Task directions »
Copy out all lines with the word "overline" in them.

Listed records »
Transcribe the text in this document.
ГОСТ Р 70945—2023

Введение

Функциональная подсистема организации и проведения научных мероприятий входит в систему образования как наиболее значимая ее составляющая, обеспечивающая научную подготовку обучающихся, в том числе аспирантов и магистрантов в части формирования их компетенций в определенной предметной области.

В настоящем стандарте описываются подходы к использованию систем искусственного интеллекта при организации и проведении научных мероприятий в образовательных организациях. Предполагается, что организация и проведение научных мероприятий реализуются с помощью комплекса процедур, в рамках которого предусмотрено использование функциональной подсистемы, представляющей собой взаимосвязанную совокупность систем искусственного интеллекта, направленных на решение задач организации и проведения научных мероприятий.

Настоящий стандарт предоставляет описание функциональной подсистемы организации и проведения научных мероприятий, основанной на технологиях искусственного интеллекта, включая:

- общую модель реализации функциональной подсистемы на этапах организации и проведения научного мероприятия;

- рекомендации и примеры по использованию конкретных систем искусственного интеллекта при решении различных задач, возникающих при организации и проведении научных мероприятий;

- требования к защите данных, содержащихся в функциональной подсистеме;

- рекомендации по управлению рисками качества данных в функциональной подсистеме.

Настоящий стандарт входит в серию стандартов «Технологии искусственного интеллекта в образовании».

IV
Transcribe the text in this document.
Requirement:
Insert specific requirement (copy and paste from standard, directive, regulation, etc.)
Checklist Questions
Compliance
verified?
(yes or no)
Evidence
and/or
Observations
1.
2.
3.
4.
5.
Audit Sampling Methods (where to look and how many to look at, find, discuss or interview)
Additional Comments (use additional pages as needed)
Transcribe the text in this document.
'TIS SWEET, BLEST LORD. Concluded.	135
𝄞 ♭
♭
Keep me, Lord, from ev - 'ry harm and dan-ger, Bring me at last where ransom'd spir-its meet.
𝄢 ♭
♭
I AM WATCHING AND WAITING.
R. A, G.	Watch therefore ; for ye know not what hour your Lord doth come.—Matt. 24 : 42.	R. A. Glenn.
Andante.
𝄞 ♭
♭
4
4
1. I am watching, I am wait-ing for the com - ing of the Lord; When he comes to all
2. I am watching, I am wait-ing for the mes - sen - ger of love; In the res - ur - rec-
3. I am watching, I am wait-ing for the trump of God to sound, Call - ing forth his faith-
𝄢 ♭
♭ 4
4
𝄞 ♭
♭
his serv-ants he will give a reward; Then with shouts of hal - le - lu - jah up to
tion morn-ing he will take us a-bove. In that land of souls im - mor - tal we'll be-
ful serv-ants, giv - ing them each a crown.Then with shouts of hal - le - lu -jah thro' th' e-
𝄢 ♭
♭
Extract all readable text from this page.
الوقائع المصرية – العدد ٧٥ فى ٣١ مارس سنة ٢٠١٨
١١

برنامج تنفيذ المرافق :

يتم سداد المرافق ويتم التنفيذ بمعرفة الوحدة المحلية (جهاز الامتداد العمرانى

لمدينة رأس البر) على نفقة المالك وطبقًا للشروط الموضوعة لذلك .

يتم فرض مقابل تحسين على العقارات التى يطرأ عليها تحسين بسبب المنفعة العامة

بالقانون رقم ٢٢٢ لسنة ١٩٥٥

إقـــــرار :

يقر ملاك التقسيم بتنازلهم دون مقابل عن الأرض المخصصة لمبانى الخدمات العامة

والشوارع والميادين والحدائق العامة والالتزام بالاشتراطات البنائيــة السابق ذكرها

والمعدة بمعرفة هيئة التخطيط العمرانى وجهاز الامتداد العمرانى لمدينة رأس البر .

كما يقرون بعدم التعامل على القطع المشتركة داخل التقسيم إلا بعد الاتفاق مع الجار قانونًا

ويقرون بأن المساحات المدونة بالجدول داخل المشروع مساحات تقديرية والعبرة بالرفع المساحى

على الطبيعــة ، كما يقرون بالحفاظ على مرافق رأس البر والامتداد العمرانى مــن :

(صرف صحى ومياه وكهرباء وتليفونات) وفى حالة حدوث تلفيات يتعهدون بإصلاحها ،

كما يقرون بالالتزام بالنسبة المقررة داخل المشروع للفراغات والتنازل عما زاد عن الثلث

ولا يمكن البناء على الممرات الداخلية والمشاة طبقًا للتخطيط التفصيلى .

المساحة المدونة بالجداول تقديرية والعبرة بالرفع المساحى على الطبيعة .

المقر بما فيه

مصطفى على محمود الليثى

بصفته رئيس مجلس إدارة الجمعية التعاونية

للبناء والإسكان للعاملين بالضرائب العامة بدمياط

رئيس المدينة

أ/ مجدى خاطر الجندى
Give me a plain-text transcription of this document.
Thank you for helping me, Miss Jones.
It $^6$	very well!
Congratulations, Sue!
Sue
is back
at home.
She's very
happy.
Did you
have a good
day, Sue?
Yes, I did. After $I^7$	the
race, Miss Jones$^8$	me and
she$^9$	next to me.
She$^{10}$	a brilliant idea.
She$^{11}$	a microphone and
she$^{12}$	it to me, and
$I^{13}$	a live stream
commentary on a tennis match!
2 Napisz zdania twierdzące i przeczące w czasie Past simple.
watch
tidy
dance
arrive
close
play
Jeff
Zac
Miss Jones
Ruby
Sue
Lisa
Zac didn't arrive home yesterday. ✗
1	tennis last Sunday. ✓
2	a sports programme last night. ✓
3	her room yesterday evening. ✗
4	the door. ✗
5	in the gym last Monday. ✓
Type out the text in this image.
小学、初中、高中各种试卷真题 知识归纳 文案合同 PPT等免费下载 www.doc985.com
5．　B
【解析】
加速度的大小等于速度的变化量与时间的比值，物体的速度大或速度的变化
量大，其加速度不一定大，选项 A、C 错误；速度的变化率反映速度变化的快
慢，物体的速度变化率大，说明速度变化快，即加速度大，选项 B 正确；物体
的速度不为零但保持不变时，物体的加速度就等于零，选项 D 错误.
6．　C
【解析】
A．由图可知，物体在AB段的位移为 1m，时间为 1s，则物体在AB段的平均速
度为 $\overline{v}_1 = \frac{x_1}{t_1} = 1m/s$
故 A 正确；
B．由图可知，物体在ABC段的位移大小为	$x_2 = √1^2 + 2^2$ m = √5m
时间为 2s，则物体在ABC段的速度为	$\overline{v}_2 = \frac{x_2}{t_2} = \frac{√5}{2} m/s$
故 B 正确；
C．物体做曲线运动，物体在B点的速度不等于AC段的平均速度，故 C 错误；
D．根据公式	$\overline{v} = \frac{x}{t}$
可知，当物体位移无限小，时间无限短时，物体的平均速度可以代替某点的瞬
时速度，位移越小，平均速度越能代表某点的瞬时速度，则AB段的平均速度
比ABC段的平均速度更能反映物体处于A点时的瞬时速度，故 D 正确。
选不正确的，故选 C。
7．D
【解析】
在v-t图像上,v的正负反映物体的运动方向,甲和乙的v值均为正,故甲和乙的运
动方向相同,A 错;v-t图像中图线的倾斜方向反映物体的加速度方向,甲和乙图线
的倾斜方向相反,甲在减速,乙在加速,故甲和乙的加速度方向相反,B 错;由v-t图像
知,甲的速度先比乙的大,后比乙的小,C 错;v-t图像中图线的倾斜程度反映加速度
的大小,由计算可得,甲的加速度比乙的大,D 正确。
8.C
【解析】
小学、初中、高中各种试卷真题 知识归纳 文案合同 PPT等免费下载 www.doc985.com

Completed exercise »
度为 $\overline{v}_1 = \frac{x_1}{t_1} = 1m/s$
时间为 2s，则物体在ABC段的速度为	$\overline{v}_2 = \frac{x_2}{t_2} = \frac{√5}{2} m/s$
D．根据公式	$\overline{v} = \frac{x}{t}$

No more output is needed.